Stored entries:
[Begin]

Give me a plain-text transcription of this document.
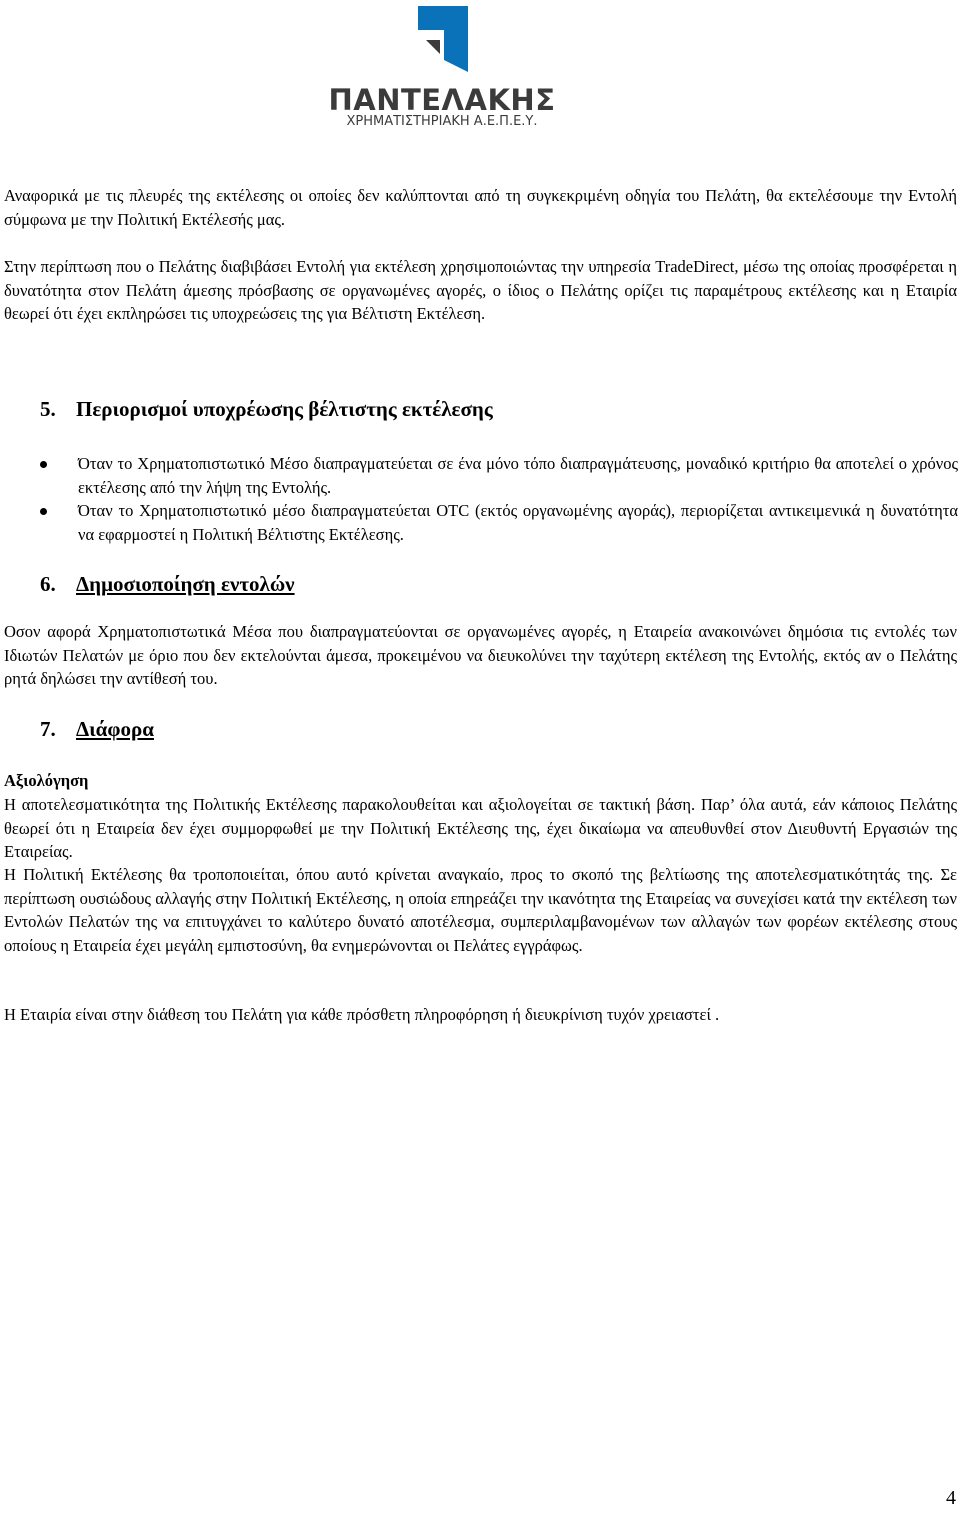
ΠΑΝΤΕΛΑΚΗΣ
ΧΡΗΜΑΤΙΣΤΗΡΙΑΚΗ Α.Ε.Π.Ε.Υ.

Αναφορικά με τις πλευρές της εκτέλεσης οι οποίες δεν καλύπτονται από τη συγκεκριμένη οδηγία του Πελάτη, θα εκτελέσουμε την Εντολή σύμφωνα με την Πολιτική Εκτέλεσής μας.

Στην περίπτωση που ο Πελάτης διαβιβάσει Εντολή για εκτέλεση χρησιμοποιώντας την υπηρεσία TradeDirect, μέσω της οποίας προσφέρεται η δυνατότητα στον Πελάτη άμεσης πρόσβασης σε οργανωμένες αγορές, ο ίδιος ο Πελάτης ορίζει τις παραμέτρους εκτέλεσης και η Εταιρία θεωρεί ότι έχει εκπληρώσει τις υποχρεώσεις της για Βέλτιστη Εκτέλεση.

5. Περιορισμοί υποχρέωσης βέλτιστης εκτέλεσης

Όταν το Χρηματοπιστωτικό Μέσο διαπραγματεύεται σε ένα μόνο τόπο διαπραγμάτευσης, μοναδικό κριτήριο θα αποτελεί ο χρόνος εκτέλεσης από την λήψη της Εντολής.

Όταν το Χρηματοπιστωτικό μέσο διαπραγματεύεται OTC (εκτός οργανωμένης αγοράς), περιορίζεται αντικειμενικά η δυνατότητα να εφαρμοστεί η Πολιτική Βέλτιστης Εκτέλεσης.

6. Δημοσιοποίηση εντολών

Οσον αφορά Χρηματοπιστωτικά Μέσα που διαπραγματεύονται σε οργανωμένες αγορές, η Εταιρεία ανακοινώνει δημόσια τις εντολές των Ιδιωτών Πελατών με όριο που δεν εκτελούνται άμεσα, προκειμένου να διευκολύνει την ταχύτερη εκτέλεση της Εντολής, εκτός αν ο Πελάτης ρητά δηλώσει την αντίθεσή του.

7. Διάφορα
Αξιολόγηση

Η αποτελεσματικότητα της Πολιτικής Εκτέλεσης παρακολουθείται και αξιολογείται σε τακτική βάση. Παρ’ όλα αυτά, εάν κάποιος Πελάτης θεωρεί ότι η Εταιρεία δεν έχει συμμορφωθεί με την Πολιτική Εκτέλεσης της, έχει δικαίωμα να απευθυνθεί στον Διευθυντή Εργασιών της Εταιρείας.

Η Πολιτική Εκτέλεσης θα τροποποιείται, όπου αυτό κρίνεται αναγκαίο, προς το σκοπό της βελτίωσης της αποτελεσματικότητάς της. Σε περίπτωση ουσιώδους αλλαγής στην Πολιτική Εκτέλεσης, η οποία επηρεάζει την ικανότητα της Εταιρείας να συνεχίσει κατά την εκτέλεση των Εντολών Πελατών της να επιτυγχάνει το καλύτερο δυνατό αποτέλεσμα, συμπεριλαμβανομένων των αλλαγών των φορέων εκτέλεσης στους οποίους η Εταιρεία έχει μεγάλη εμπιστοσύνη, θα ενημερώνονται οι Πελάτες εγγράφως.

Η Εταιρία είναι στην διάθεση του Πελάτη για κάθε πρόσθετη πληροφόρηση ή διευκρίνιση τυχόν χρειαστεί .

4
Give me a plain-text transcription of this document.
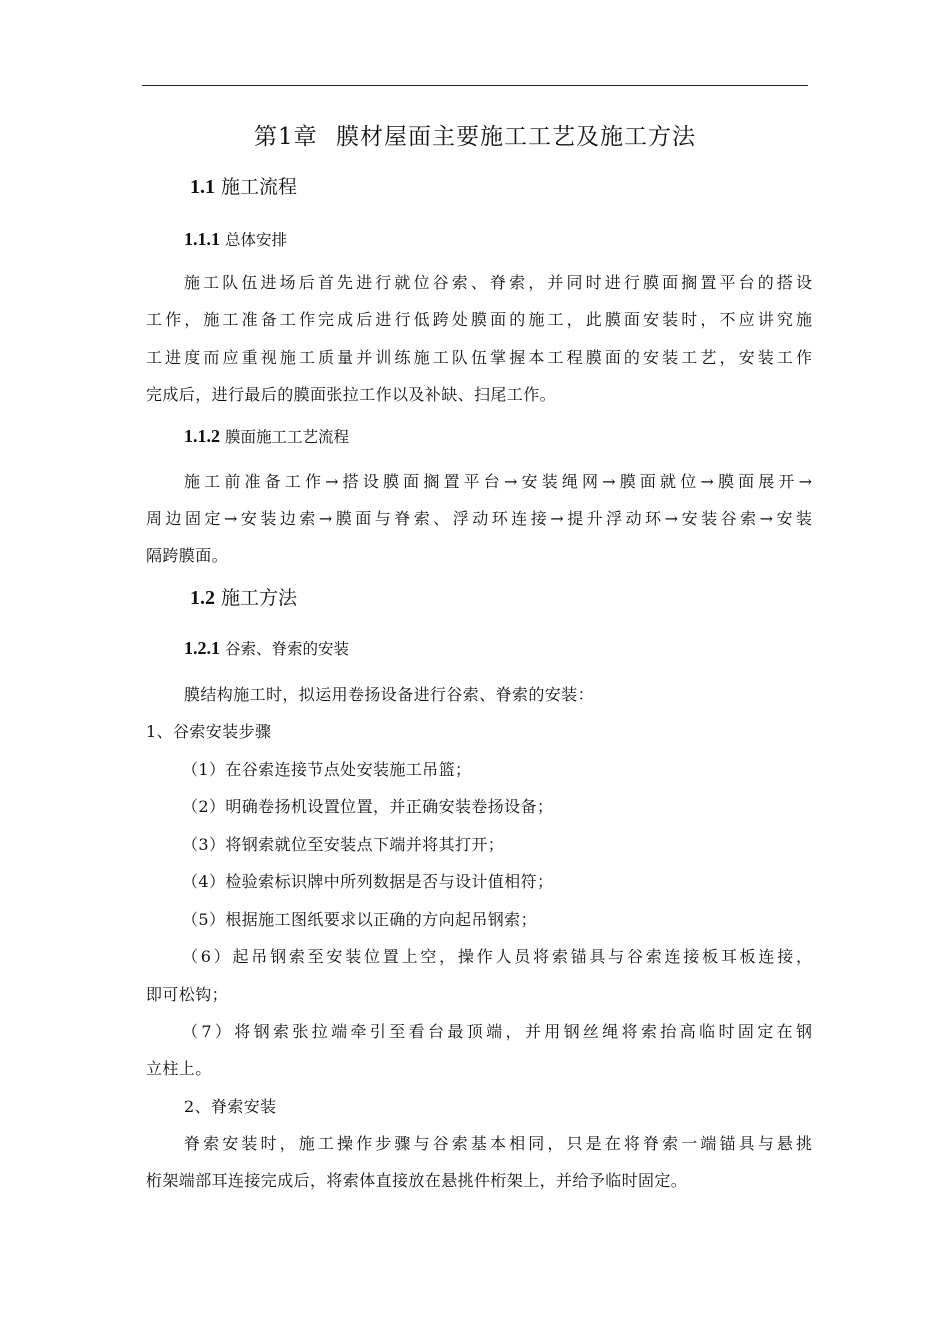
第1章 膜材屋面主要施工工艺及施工方法
1.1 施工流程
1.1.1 总体安排
施工队伍进场后首先进行就位谷索、脊索，并同时进行膜面搁置平台的搭设
工作，施工准备工作完成后进行低跨处膜面的施工，此膜面安装时，不应讲究施
工进度而应重视施工质量并训练施工队伍掌握本工程膜面的安装工艺，安装工作
完成后，进行最后的膜面张拉工作以及补缺、扫尾工作。
1.1.2 膜面施工工艺流程
施工前准备工作→搭设膜面搁置平台→安装绳网→膜面就位→膜面展开→
周边固定→安装边索→膜面与脊索、浮动环连接→提升浮动环→安装谷索→安装
隔跨膜面。
1.2 施工方法
1.2.1 谷索、脊索的安装
膜结构施工时，拟运用卷扬设备进行谷索、脊索的安装：
1、谷索安装步骤
（1）在谷索连接节点处安装施工吊篮；
（2）明确卷扬机设置位置，并正确安装卷扬设备；
（3）将钢索就位至安装点下端并将其打开；
（4）检验索标识牌中所列数据是否与设计值相符；
（5）根据施工图纸要求以正确的方向起吊钢索；
（6）起吊钢索至安装位置上空，操作人员将索锚具与谷索连接板耳板连接，
即可松钩；
（7）将钢索张拉端牵引至看台最顶端，并用钢丝绳将索抬高临时固定在钢
立柱上。
2、脊索安装
脊索安装时，施工操作步骤与谷索基本相同，只是在将脊索一端锚具与悬挑
桁架端部耳连接完成后，将索体直接放在悬挑件桁架上，并给予临时固定。
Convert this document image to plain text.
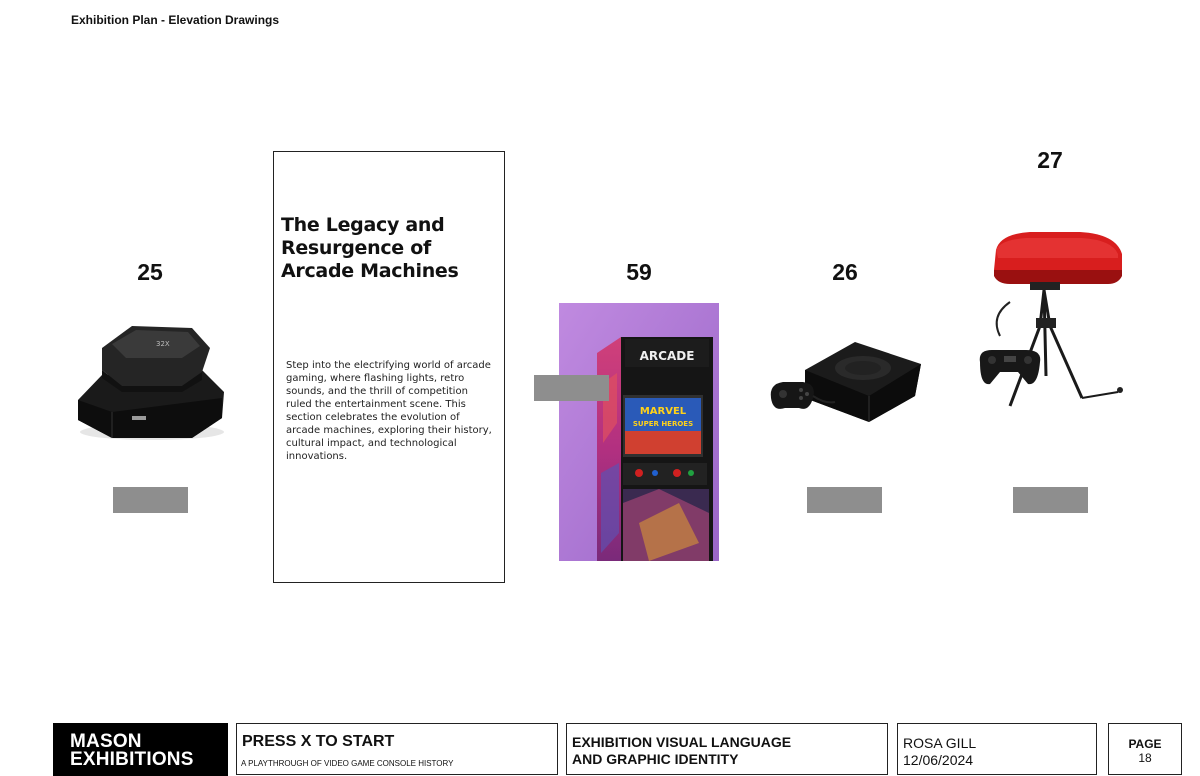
Exhibition Plan - Elevation Drawings
25
32X
The Legacy and Resurgence of Arcade Machines
Step into the electrifying world of arcade gaming, where flashing lights, retro sounds, and the thrill of competition ruled the entertainment scene. This section celebrates the evolution of arcade machines, exploring their history, cultural impact, and technological innovations.
59
ARCADE
MARVEL
SUPER HEROES
26
27
MASON
EXHIBITIONS
PRESS X TO START
A PLAYTHROUGH OF VIDEO GAME CONSOLE HISTORY
EXHIBITION VISUAL LANGUAGE
AND GRAPHIC IDENTITY
ROSA GILL
12/06/2024
PAGE
18
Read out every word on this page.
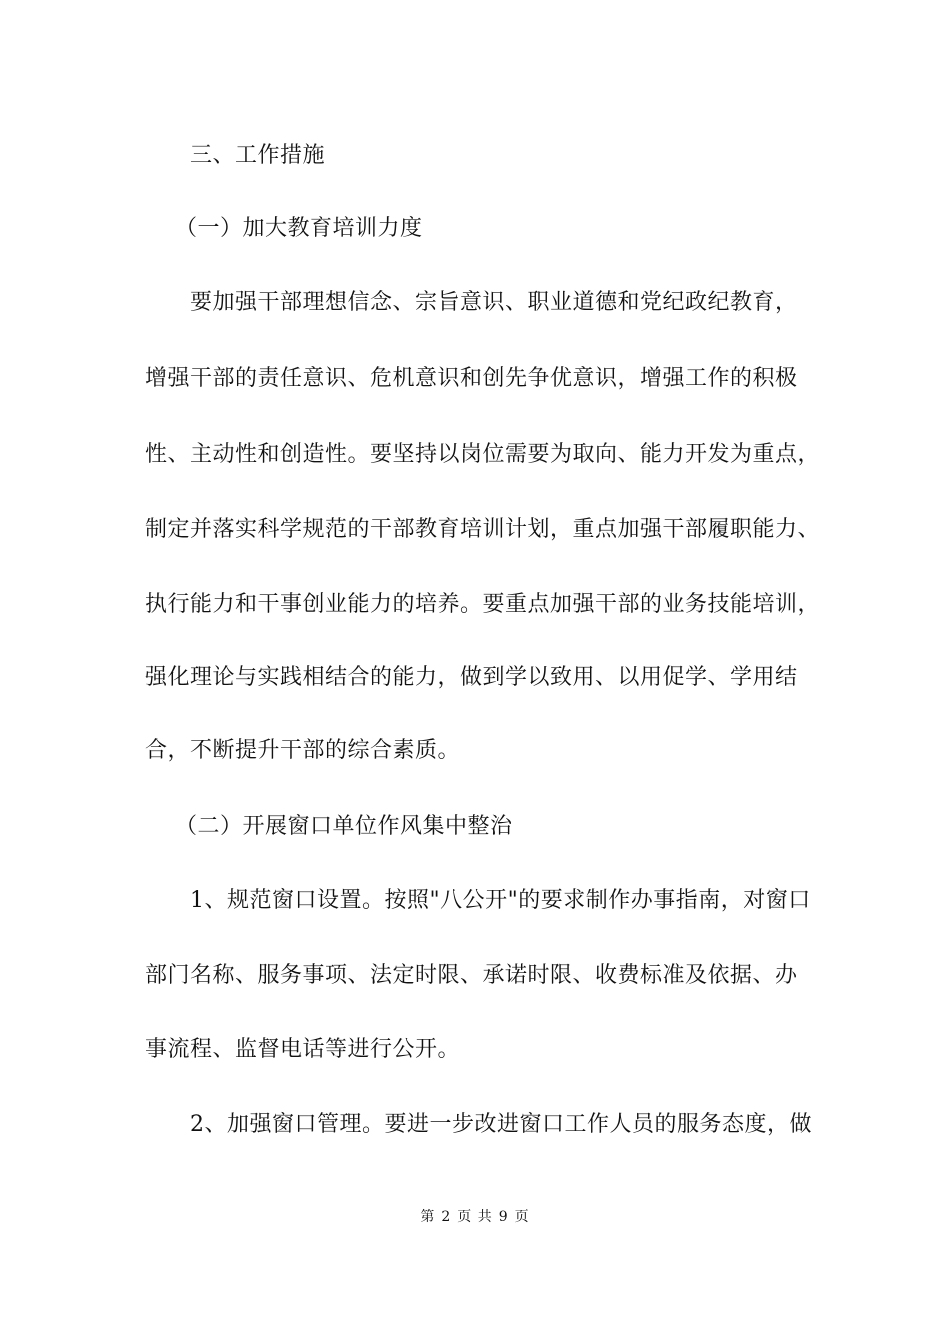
三、工作措施
（一）加大教育培训力度
要加强干部理想信念、宗旨意识、职业道德和党纪政纪教育，
增强干部的责任意识、危机意识和创先争优意识，增强工作的积极
性、主动性和创造性。要坚持以岗位需要为取向、能力开发为重点，
制定并落实科学规范的干部教育培训计划，重点加强干部履职能力、
执行能力和干事创业能力的培养。要重点加强干部的业务技能培训，
强化理论与实践相结合的能力，做到学以致用、以用促学、学用结
合，不断提升干部的综合素质。
（二）开展窗口单位作风集中整治
1、规范窗口设置。按照"八公开"的要求制作办事指南，对窗口
部门名称、服务事项、法定时限、承诺时限、收费标准及依据、办
事流程、监督电话等进行公开。
2、加强窗口管理。要进一步改进窗口工作人员的服务态度，做
第 2 页 共 9 页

[End]

→ Stated problem
Pick out all the lines with the word "έχει" in them and copy them.

→ Full answer
Στην περίπτωση που ο Πελάτης διαβιβάσει Εντολή για εκτέλεση χρησιμοποιώντας την υπηρεσία TradeDirect, μέσω της οποίας προσφέρεται η δυνατότητα στον Πελάτη άμεσης πρόσβασης σε οργανωμένες αγορές, ο ίδιος ο Πελάτης ορίζει τις παραμέτρους εκτέλεσης και η Εταιρία θεωρεί ότι έχει εκπληρώσει τις υποχρεώσεις της για Βέλτιστη Εκτέλεση.
Η αποτελεσματικότητα της Πολιτικής Εκτέλεσης παρακολουθείται και αξιολογείται σε τακτική βάση. Παρ’ όλα αυτά, εάν κάποιος Πελάτης θεωρεί ότι η Εταιρεία δεν έχει συμμορφωθεί με την Πολιτική Εκτέλεσης της, έχει δικαίωμα να απευθυνθεί στον Διευθυντή Εργασιών της Εταιρείας.
Η Πολιτική Εκτέλεσης θα τροποποιείται, όπου αυτό κρίνεται αναγκαίο, προς το σκοπό της βελτίωσης της αποτελεσματικότητάς της. Σε περίπτωση ουσιώδους αλλαγής στην Πολιτική Εκτέλεσης, η οποία επηρεάζει την ικανότητα της Εταιρείας να συνεχίσει κατά την εκτέλεση των Εντολών Πελατών της να επιτυγχάνει το καλύτερο δυνατό αποτέλεσμα, συμπεριλαμβανομένων των αλλαγών των φορέων εκτέλεσης στους οποίους η Εταιρεία έχει μεγάλη εμπιστοσύνη, θα ενημερώνονται οι Πελάτες εγγράφως.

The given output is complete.